— START Records —

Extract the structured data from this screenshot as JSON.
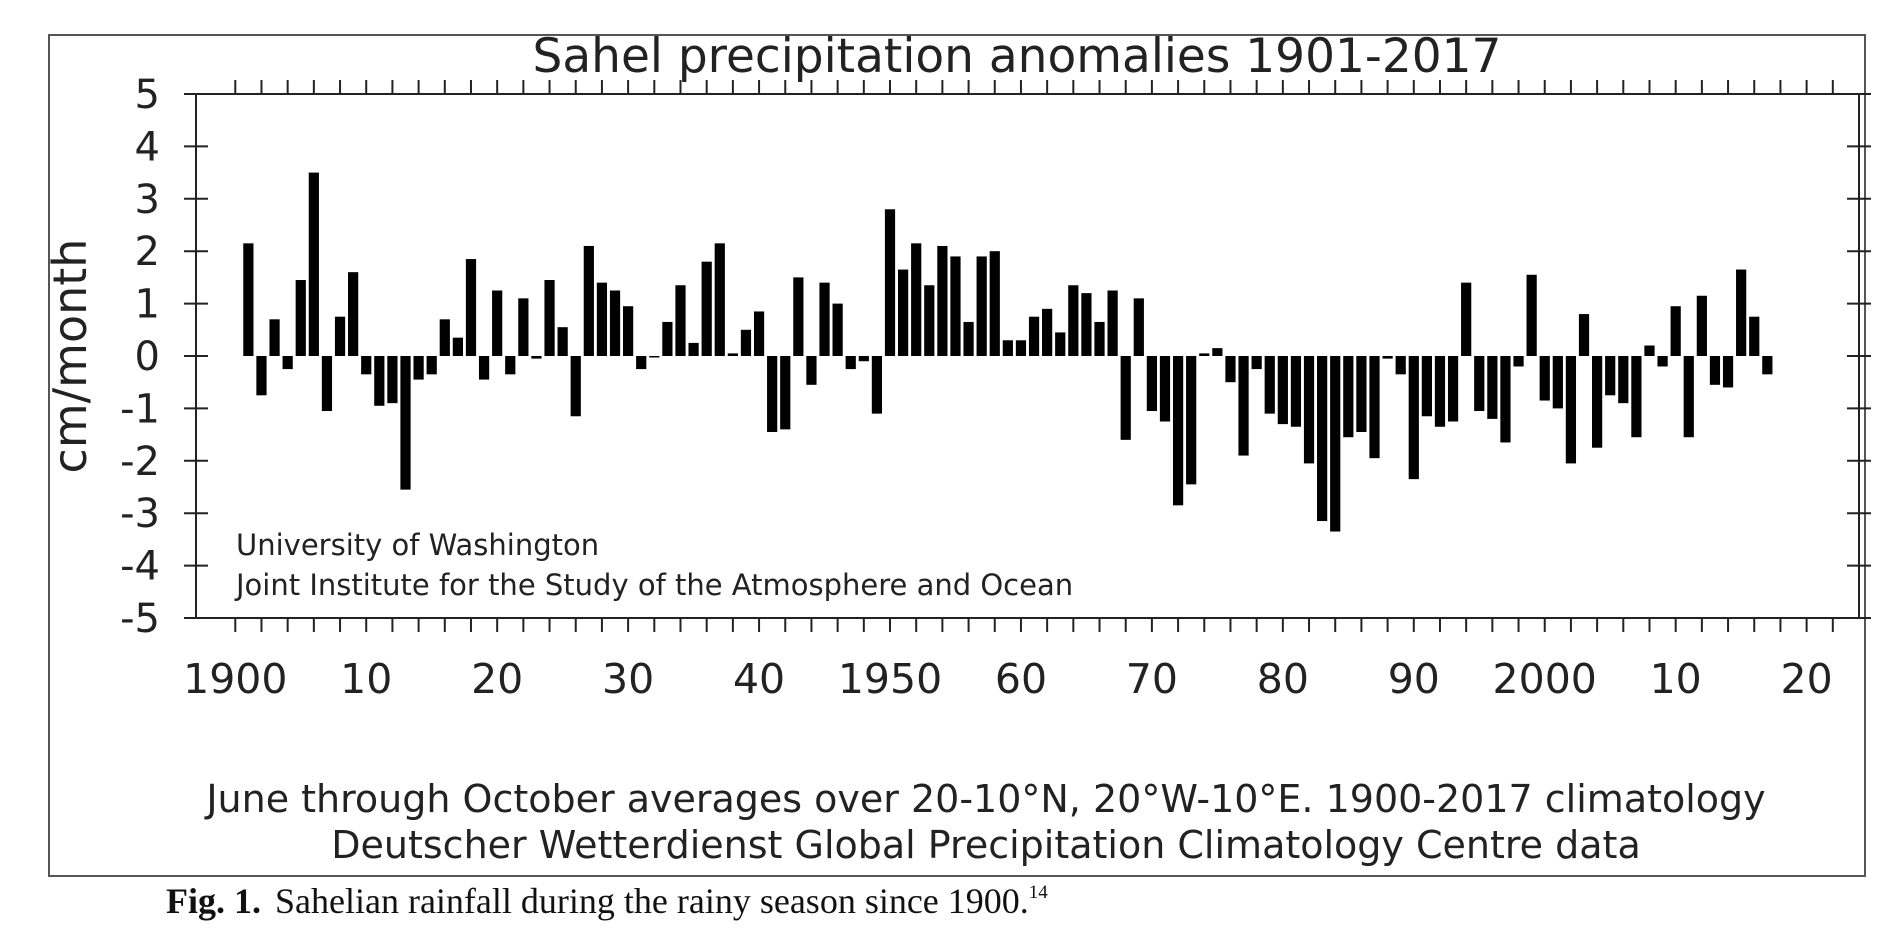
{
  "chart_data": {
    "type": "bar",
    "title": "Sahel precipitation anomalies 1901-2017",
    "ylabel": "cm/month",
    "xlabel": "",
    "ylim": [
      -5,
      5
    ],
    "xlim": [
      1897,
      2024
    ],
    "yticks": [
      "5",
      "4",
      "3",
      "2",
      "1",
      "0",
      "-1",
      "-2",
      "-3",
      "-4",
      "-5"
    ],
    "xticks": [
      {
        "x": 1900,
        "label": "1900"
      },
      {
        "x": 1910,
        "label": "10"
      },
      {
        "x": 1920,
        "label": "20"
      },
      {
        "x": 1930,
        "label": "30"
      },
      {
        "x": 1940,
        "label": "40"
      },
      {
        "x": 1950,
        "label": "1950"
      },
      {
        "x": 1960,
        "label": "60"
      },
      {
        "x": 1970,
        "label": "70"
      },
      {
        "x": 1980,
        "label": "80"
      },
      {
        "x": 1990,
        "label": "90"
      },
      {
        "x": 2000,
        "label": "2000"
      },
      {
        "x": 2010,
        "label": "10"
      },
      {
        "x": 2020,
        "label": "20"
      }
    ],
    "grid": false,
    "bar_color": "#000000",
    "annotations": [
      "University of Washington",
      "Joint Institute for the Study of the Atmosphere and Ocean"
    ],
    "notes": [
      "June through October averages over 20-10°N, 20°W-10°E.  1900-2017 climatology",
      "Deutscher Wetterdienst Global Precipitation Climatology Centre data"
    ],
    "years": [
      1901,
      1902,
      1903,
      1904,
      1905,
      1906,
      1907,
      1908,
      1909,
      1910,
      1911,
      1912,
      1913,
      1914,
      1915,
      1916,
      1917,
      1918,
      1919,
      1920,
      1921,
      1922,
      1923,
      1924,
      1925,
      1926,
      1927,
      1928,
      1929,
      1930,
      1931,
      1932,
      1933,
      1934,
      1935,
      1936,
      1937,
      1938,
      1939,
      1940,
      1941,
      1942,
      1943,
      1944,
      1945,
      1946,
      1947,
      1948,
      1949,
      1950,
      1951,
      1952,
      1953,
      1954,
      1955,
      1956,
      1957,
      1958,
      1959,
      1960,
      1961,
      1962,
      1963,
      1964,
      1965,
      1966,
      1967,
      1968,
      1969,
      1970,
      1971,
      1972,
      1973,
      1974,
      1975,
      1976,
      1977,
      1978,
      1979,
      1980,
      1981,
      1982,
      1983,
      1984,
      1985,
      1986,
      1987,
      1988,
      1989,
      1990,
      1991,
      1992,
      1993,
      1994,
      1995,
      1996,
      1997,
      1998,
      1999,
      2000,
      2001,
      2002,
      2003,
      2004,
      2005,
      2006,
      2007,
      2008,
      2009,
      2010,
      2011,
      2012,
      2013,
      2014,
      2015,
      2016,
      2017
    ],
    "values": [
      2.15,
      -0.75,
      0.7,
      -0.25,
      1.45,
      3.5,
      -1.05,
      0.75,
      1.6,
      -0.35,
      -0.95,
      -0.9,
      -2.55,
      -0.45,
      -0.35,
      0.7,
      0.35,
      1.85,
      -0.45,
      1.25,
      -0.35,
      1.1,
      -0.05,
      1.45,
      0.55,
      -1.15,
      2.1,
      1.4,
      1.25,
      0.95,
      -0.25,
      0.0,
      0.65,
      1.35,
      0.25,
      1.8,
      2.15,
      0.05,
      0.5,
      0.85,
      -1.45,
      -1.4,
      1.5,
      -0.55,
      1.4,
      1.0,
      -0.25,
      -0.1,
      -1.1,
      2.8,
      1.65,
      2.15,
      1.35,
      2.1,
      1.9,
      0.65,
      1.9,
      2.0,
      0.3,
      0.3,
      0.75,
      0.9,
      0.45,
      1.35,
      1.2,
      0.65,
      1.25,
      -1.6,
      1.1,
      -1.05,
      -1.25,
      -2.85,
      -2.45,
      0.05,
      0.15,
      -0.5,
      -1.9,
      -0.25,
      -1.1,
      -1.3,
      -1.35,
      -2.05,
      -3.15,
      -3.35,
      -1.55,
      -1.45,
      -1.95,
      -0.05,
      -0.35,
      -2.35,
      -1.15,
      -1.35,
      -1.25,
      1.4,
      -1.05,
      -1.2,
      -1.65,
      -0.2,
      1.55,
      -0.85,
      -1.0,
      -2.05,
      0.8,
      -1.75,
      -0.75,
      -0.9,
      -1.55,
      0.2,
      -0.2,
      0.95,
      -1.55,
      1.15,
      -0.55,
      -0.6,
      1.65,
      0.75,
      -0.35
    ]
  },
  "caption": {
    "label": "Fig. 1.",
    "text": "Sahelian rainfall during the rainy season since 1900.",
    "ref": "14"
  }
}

— END Records —

Objective =>
Retype the entries word for word. Omit any images.

Full response =>
Extract the structured data from this screenshot as JSON.
{
  "chart_data": {
    "type": "bar",
    "title": "Sahel precipitation anomalies 1901-2017",
    "ylabel": "cm/month",
    "xlabel": "",
    "ylim": [
      -5,
      5
    ],
    "xlim": [
      1897,
      2024
    ],
    "yticks": [
      "5",
      "4",
      "3",
      "2",
      "1",
      "0",
      "-1",
      "-2",
      "-3",
      "-4",
      "-5"
    ],
    "xticks": [
      {
        "x": 1900,
        "label": "1900"
      },
      {
        "x": 1910,
        "label": "10"
      },
      {
        "x": 1920,
        "label": "20"
      },
      {
        "x": 1930,
        "label": "30"
      },
      {
        "x": 1940,
        "label": "40"
      },
      {
        "x": 1950,
        "label": "1950"
      },
      {
        "x": 1960,
        "label": "60"
      },
      {
        "x": 1970,
        "label": "70"
      },
      {
        "x": 1980,
        "label": "80"
      },
      {
        "x": 1990,
        "label": "90"
      },
      {
        "x": 2000,
        "label": "2000"
      },
      {
        "x": 2010,
        "label": "10"
      },
      {
        "x": 2020,
        "label": "20"
      }
    ],
    "grid": false,
    "bar_color": "#000000",
    "annotations": [
      "University of Washington",
      "Joint Institute for the Study of the Atmosphere and Ocean"
    ],
    "notes": [
      "June through October averages over 20-10°N, 20°W-10°E.  1900-2017 climatology",
      "Deutscher Wetterdienst Global Precipitation Climatology Centre data"
    ],
    "years": [
      1901,
      1902,
      1903,
      1904,
      1905,
      1906,
      1907,
      1908,
      1909,
      1910,
      1911,
      1912,
      1913,
      1914,
      1915,
      1916,
      1917,
      1918,
      1919,
      1920,
      1921,
      1922,
      1923,
      1924,
      1925,
      1926,
      1927,
      1928,
      1929,
      1930,
      1931,
      1932,
      1933,
      1934,
      1935,
      1936,
      1937,
      1938,
      1939,
      1940,
      1941,
      1942,
      1943,
      1944,
      1945,
      1946,
      1947,
      1948,
      1949,
      1950,
      1951,
      1952,
      1953,
      1954,
      1955,
      1956,
      1957,
      1958,
      1959,
      1960,
      1961,
      1962,
      1963,
      1964,
      1965,
      1966,
      1967,
      1968,
      1969,
      1970,
      1971,
      1972,
      1973,
      1974,
      1975,
      1976,
      1977,
      1978,
      1979,
      1980,
      1981,
      1982,
      1983,
      1984,
      1985,
      1986,
      1987,
      1988,
      1989,
      1990,
      1991,
      1992,
      1993,
      1994,
      1995,
      1996,
      1997,
      1998,
      1999,
      2000,
      2001,
      2002,
      2003,
      2004,
      2005,
      2006,
      2007,
      2008,
      2009,
      2010,
      2011,
      2012,
      2013,
      2014,
      2015,
      2016,
      2017
    ],
    "values": [
      2.15,
      -0.75,
      0.7,
      -0.25,
      1.45,
      3.5,
      -1.05,
      0.75,
      1.6,
      -0.35,
      -0.95,
      -0.9,
      -2.55,
      -0.45,
      -0.35,
      0.7,
      0.35,
      1.85,
      -0.45,
      1.25,
      -0.35,
      1.1,
      -0.05,
      1.45,
      0.55,
      -1.15,
      2.1,
      1.4,
      1.25,
      0.95,
      -0.25,
      0.0,
      0.65,
      1.35,
      0.25,
      1.8,
      2.15,
      0.05,
      0.5,
      0.85,
      -1.45,
      -1.4,
      1.5,
      -0.55,
      1.4,
      1.0,
      -0.25,
      -0.1,
      -1.1,
      2.8,
      1.65,
      2.15,
      1.35,
      2.1,
      1.9,
      0.65,
      1.9,
      2.0,
      0.3,
      0.3,
      0.75,
      0.9,
      0.45,
      1.35,
      1.2,
      0.65,
      1.25,
      -1.6,
      1.1,
      -1.05,
      -1.25,
      -2.85,
      -2.45,
      0.05,
      0.15,
      -0.5,
      -1.9,
      -0.25,
      -1.1,
      -1.3,
      -1.35,
      -2.05,
      -3.15,
      -3.35,
      -1.55,
      -1.45,
      -1.95,
      -0.05,
      -0.35,
      -2.35,
      -1.15,
      -1.35,
      -1.25,
      1.4,
      -1.05,
      -1.2,
      -1.65,
      -0.2,
      1.55,
      -0.85,
      -1.0,
      -2.05,
      0.8,
      -1.75,
      -0.75,
      -0.9,
      -1.55,
      0.2,
      -0.2,
      0.95,
      -1.55,
      1.15,
      -0.55,
      -0.6,
      1.65,
      0.75,
      -0.35
    ]
  },
  "caption": {
    "label": "Fig. 1.",
    "text": "Sahelian rainfall during the rainy season since 1900.",
    "ref": "14"
  }
}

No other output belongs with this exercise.